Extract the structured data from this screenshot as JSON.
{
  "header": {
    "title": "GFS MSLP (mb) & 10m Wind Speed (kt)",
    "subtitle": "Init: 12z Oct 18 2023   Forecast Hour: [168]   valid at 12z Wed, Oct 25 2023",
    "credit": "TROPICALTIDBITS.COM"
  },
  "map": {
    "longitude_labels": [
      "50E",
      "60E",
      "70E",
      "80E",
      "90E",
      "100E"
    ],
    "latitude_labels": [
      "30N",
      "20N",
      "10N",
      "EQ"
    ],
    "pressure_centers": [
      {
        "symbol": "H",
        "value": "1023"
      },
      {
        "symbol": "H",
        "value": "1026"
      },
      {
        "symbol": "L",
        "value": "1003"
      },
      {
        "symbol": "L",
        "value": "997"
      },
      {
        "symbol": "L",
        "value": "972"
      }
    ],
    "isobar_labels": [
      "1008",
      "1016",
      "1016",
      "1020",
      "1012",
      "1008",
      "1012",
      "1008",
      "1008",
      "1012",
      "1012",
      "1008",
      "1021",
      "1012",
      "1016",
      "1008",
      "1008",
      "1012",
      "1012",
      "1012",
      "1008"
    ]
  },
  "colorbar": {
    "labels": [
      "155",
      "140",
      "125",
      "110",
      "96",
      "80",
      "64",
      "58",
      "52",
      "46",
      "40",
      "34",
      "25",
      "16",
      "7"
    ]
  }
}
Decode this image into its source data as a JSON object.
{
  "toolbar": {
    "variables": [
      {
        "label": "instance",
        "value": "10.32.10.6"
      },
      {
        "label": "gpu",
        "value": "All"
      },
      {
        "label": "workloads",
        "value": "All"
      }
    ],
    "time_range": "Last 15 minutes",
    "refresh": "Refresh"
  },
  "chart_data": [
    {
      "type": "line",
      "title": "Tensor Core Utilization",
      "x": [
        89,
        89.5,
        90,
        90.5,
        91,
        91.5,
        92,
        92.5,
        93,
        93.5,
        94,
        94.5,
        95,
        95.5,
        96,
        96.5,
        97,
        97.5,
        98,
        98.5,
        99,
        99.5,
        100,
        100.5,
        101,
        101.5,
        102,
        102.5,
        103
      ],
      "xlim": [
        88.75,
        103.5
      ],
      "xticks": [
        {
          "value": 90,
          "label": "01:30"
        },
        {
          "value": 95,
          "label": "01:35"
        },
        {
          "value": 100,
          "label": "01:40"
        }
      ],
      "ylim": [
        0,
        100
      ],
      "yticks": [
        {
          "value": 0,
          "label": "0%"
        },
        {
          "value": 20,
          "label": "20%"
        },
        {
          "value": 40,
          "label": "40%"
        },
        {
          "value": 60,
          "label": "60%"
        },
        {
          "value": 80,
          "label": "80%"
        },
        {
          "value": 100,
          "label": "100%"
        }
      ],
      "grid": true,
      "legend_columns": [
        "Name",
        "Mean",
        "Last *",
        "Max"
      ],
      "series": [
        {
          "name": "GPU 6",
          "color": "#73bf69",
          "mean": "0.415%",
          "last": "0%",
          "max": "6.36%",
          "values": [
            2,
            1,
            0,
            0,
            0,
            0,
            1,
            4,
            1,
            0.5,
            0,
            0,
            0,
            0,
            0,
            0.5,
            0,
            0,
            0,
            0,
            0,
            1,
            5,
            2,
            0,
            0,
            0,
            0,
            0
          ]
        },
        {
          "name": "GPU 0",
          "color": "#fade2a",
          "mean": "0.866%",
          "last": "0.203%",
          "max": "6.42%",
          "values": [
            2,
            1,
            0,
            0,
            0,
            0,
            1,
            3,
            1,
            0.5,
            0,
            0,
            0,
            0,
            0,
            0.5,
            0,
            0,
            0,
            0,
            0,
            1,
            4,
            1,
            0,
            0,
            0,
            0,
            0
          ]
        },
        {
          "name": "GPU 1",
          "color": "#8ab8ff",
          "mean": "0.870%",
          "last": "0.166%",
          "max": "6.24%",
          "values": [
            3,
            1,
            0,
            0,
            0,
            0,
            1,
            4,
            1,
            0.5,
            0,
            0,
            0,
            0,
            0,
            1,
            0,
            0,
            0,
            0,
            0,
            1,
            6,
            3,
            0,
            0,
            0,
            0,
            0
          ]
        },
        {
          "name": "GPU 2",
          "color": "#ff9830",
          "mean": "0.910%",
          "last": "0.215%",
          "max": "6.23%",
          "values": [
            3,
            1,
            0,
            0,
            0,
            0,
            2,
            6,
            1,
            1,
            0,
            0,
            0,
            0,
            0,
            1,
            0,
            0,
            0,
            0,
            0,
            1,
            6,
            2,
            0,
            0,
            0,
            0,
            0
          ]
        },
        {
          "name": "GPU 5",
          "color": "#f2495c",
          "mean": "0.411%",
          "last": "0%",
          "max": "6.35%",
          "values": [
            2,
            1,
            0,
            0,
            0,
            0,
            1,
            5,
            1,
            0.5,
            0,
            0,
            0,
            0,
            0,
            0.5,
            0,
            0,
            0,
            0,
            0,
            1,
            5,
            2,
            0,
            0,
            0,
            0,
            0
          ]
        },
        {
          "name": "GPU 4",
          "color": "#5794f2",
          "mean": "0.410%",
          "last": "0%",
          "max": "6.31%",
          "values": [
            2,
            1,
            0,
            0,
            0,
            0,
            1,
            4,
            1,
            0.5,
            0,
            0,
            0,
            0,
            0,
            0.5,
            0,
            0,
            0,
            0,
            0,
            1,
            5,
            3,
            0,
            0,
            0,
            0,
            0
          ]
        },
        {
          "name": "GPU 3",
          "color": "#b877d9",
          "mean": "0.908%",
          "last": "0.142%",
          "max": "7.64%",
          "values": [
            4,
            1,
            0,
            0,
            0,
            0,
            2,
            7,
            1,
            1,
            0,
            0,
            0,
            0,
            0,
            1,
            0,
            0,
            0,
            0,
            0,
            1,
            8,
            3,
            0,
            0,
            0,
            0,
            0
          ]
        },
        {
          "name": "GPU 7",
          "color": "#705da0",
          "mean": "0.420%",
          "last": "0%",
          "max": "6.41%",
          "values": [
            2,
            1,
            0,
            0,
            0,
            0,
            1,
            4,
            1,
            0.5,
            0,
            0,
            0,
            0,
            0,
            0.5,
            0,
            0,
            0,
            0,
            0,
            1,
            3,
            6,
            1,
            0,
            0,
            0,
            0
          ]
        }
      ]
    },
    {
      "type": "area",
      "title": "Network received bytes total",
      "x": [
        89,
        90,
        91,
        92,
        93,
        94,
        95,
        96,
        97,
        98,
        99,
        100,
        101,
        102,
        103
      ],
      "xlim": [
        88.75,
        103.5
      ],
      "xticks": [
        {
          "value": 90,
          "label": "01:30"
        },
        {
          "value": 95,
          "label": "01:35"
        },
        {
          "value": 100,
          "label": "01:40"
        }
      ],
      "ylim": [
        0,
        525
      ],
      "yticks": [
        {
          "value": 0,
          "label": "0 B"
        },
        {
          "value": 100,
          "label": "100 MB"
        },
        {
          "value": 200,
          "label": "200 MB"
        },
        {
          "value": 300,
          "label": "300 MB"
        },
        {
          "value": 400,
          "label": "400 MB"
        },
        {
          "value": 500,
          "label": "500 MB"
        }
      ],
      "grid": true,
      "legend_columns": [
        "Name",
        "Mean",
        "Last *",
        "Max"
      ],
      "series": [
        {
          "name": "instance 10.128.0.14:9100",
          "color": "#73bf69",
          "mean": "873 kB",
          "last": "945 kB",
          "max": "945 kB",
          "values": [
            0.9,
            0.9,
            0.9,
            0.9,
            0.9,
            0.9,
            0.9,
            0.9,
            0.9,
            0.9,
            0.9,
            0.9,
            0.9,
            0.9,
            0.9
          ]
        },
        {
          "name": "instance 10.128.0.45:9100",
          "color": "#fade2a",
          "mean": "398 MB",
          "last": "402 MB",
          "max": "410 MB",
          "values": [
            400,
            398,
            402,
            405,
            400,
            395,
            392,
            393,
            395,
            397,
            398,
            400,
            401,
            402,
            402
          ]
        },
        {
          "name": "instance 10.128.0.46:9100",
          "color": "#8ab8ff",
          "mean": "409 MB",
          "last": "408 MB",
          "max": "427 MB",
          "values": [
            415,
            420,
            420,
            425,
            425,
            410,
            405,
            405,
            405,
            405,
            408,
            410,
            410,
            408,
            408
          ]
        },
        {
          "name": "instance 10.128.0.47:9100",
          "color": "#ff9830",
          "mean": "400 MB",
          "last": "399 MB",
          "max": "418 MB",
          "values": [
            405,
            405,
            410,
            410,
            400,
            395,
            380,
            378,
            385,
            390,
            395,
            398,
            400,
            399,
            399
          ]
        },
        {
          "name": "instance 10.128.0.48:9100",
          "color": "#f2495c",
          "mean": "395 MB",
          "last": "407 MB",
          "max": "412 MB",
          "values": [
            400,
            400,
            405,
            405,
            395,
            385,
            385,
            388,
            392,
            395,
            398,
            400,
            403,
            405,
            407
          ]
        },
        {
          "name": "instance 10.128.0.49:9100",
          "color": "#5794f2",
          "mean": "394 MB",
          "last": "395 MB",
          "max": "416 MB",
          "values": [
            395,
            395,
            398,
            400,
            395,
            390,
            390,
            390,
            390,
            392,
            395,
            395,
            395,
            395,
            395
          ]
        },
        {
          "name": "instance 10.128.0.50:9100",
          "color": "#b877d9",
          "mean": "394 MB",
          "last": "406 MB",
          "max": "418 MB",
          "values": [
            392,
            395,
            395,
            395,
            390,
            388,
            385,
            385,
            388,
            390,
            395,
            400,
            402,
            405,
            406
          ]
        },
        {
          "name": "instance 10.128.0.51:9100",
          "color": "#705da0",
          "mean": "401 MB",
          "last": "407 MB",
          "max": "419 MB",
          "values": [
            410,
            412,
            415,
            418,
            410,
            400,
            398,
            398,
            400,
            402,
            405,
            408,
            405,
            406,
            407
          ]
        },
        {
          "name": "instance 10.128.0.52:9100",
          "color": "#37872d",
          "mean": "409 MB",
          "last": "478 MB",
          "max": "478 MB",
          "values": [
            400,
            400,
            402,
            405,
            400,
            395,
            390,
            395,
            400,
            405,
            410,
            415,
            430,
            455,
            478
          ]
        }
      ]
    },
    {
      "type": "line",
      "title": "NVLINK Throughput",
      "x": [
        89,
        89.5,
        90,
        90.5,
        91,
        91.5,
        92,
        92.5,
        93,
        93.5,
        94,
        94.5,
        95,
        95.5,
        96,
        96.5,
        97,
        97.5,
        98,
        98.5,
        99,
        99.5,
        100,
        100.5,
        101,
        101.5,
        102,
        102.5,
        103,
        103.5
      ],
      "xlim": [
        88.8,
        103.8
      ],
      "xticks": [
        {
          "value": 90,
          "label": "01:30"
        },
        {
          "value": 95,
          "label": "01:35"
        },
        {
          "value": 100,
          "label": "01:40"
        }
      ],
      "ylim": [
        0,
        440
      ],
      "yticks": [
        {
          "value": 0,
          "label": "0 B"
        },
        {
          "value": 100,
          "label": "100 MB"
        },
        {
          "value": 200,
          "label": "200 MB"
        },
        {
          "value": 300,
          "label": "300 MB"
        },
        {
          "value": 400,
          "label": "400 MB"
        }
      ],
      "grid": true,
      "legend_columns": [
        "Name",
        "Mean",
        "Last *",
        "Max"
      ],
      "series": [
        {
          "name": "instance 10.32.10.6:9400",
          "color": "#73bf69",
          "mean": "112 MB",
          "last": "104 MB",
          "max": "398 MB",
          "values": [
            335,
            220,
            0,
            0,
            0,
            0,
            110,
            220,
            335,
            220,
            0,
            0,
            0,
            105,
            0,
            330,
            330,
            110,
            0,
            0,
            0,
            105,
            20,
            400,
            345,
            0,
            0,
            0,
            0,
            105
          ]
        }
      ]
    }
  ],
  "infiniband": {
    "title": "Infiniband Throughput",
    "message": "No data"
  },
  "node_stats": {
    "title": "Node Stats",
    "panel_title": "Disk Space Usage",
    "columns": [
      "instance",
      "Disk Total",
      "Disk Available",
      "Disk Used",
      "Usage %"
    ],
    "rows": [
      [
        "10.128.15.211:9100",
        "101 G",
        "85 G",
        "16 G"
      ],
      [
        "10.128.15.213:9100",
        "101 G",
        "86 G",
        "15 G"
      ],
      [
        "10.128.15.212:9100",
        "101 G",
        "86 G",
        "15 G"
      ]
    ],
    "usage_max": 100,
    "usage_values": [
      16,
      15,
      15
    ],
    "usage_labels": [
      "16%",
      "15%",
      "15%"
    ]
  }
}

Written instruction: Scan the material and collect every line that contains "this".

Exercise answer:
Extract the structured data from this screenshot as JSON.
Decode this image into its source data as a JSON object.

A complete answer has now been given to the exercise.